CHALLENGE →
Restate exactly the lines below, from the one containing "What does this" through the final line, and leave out the pictures.

++++ EXCERPTED DATA ++++

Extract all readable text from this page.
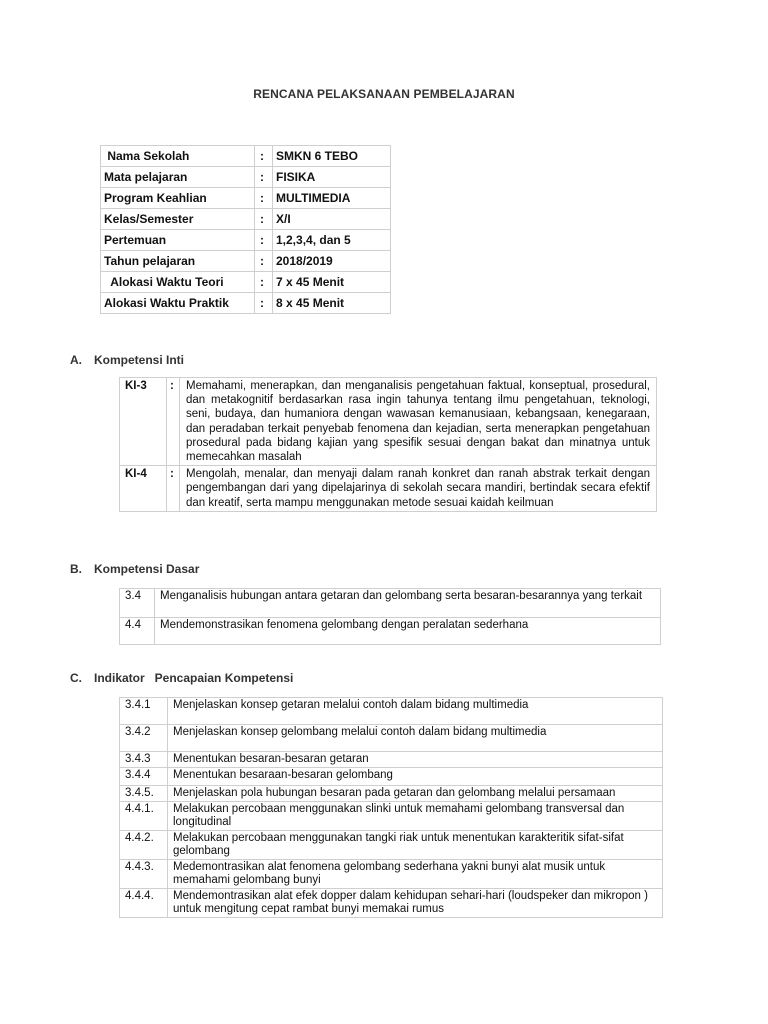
RENCANA PELAKSANAAN PEMBELAJARAN
Nama Sekolah	:	SMKN 6 TEBO
Mata pelajaran	:	FISIKA
Program Keahlian	:	MULTIMEDIA
Kelas/Semester	:	X/I
Pertemuan	:	1,2,3,4, dan 5
Tahun pelajaran	:	2018/2019
Alokasi Waktu Teori	:	7 x 45 Menit
Alokasi Waktu Praktik	:	8 x 45 Menit
A. Kompetensi Inti
KI-3	:	Memahami, menerapkan, dan menganalisis pengetahuan faktual, konseptual, prosedural, dan metakognitif berdasarkan rasa ingin tahunya tentang ilmu pengetahuan, teknologi, seni, budaya, dan humaniora dengan wawasan kemanusiaan, kebangsaan, kenegaraan, dan peradaban terkait penyebab fenomena dan kejadian, serta menerapkan pengetahuan prosedural pada bidang kajian yang spesifik sesuai dengan bakat dan minatnya untuk memecahkan masalah
KI-4	:	Mengolah, menalar, dan menyaji dalam ranah konkret dan ranah abstrak terkait dengan pengembangan dari yang dipelajarinya di sekolah secara mandiri, bertindak secara efektif dan kreatif, serta mampu menggunakan metode sesuai kaidah keilmuan
B. Kompetensi Dasar
3.4	Menganalisis hubungan antara getaran dan gelombang serta besaran-besarannya yang terkait
4.4	Mendemonstrasikan fenomena gelombang dengan peralatan sederhana
C. Indikator   Pencapaian Kompetensi
3.4.1	Menjelaskan konsep getaran melalui contoh dalam bidang multimedia
3.4.2	Menjelaskan konsep gelombang melalui contoh dalam bidang multimedia
3.4.3	Menentukan besaran-besaran getaran
3.4.4	Menentukan besaraan-besaran gelombang
3.4.5.	Menjelaskan pola hubungan besaran pada getaran dan gelombang melalui persamaan
4.4.1.	Melakukan percobaan menggunakan slinki untuk memahami gelombang transversal dan longitudinal
4.4.2.	Melakukan percobaan menggunakan tangki riak untuk menentukan karakteritik sifat-sifat gelombang
4.4.3.	Medemontrasikan alat fenomena gelombang sederhana yakni bunyi alat musik untuk memahami gelombang bunyi
4.4.4.	Mendemontrasikan alat efek dopper dalam kehidupan sehari-hari (loudspeker dan mikropon ) untuk mengitung cepat rambat bunyi memakai rumus
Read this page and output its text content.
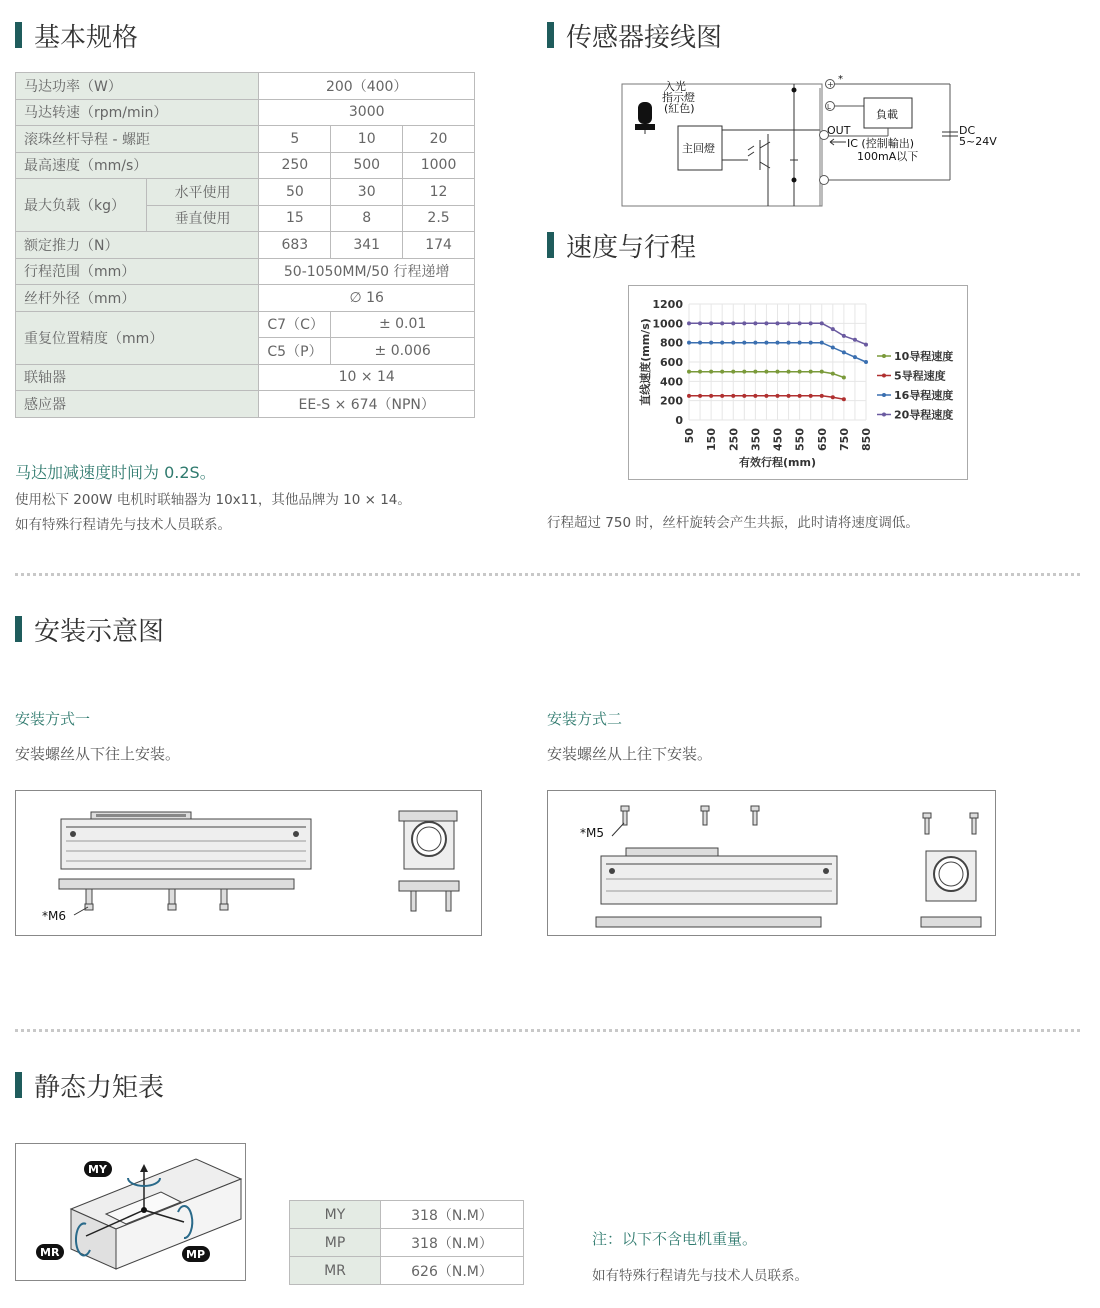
基本规格
马达功率（W）		200（400）		
马达转速（rpm/min）		3000		
滚珠丝杆导程 - 螺距		5	10	20
最高速度（mm/s）		250	500	1000
最大负载（kg）	水平使用	50	30	12
	垂直使用	15	8	2.5
额定推力（N）		683	341	174
行程范围（mm）		50-1050MM/50 行程递增		
丝杆外径（mm）		∅ 16		
重复位置精度（mm）		C7（C）	± 0.01	
		C5（P）	± 0.006	
联轴器		10 × 14		
感应器		EE-S × 674（NPN）		
马达加减速度时间为 0.2S。
使用松下 200W 电机时联轴器为 10x11，其他品牌为 10 × 14。
如有特殊行程请先与技术人员联系。
传感器接线图
入光
指示燈
(紅色)
主回燈
+
L
*
負載
OUT	DC
5~24V
IC (控制輸出)
100mA以下
速度与行程
0
200
400
600
800
1000
1200
50 150 250 350 450 550 650 750 850
有效行程(mm)
直线速度(mm/s)	10导程速度
5导程速度
16导程速度
20导程速度
行程超过 750 时，丝杆旋转会产生共振，此时请将速度调低。
安装示意图
安装方式一
安装螺丝从下往上安装。
安装方式二
安装螺丝从上往下安装。
*M6
*M5
静态力矩表
MY
MR	MP
MY	318（N.M）
MP	318（N.M）
MR	626（N.M）
注：以下不含电机重量。
如有特殊行程请先与技术人员联系。
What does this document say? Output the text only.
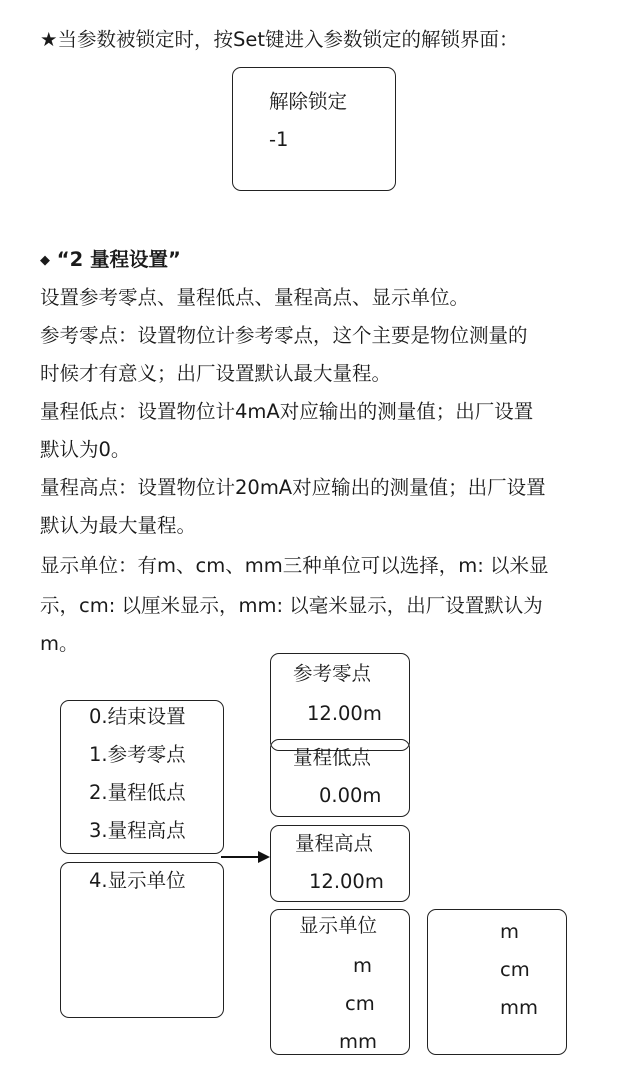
★当参数被锁定时，按Set键进入参数锁定的解锁界面：
解除锁定
-1
◆ “2 量程设置”
设置参考零点、量程低点、量程高点、显示单位。
参考零点：设置物位计参考零点，这个主要是物位测量的
时候才有意义；出厂设置默认最大量程。
量程低点：设置物位计4mA对应输出的测量值；出厂设置
默认为0。
量程高点：设置物位计20mA对应输出的测量值；出厂设置
默认为最大量程。
显示单位：有m、cm、mm三种单位可以选择，m: 以米显
示，cm: 以厘米显示，mm: 以毫米显示，出厂设置默认为
m。
0.结束设置
1.参考零点
2.量程低点
3.量程高点
4.显示单位
参考零点
12.00m
量程低点
0.00m
量程高点
12.00m
显示单位
m
cm
mm
m
cm
mm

++++

FINAL RESULT →
What does this document say? Output the text only.
★当参数被锁定时，按Set键进入参数锁定的解锁界面：
解除锁定
-1
◆ “2 量程设置”
设置参考零点、量程低点、量程高点、显示单位。
参考零点：设置物位计参考零点，这个主要是物位测量的
时候才有意义；出厂设置默认最大量程。
量程低点：设置物位计4mA对应输出的测量值；出厂设置
默认为0。
量程高点：设置物位计20mA对应输出的测量值；出厂设置
默认为最大量程。
显示单位：有m、cm、mm三种单位可以选择，m: 以米显
示，cm: 以厘米显示，mm: 以毫米显示，出厂设置默认为
m。
0.结束设置
1.参考零点
2.量程低点
3.量程高点
4.显示单位
参考零点
12.00m
量程低点
0.00m
量程高点
12.00m
显示单位
m
cm
mm
m
cm
mm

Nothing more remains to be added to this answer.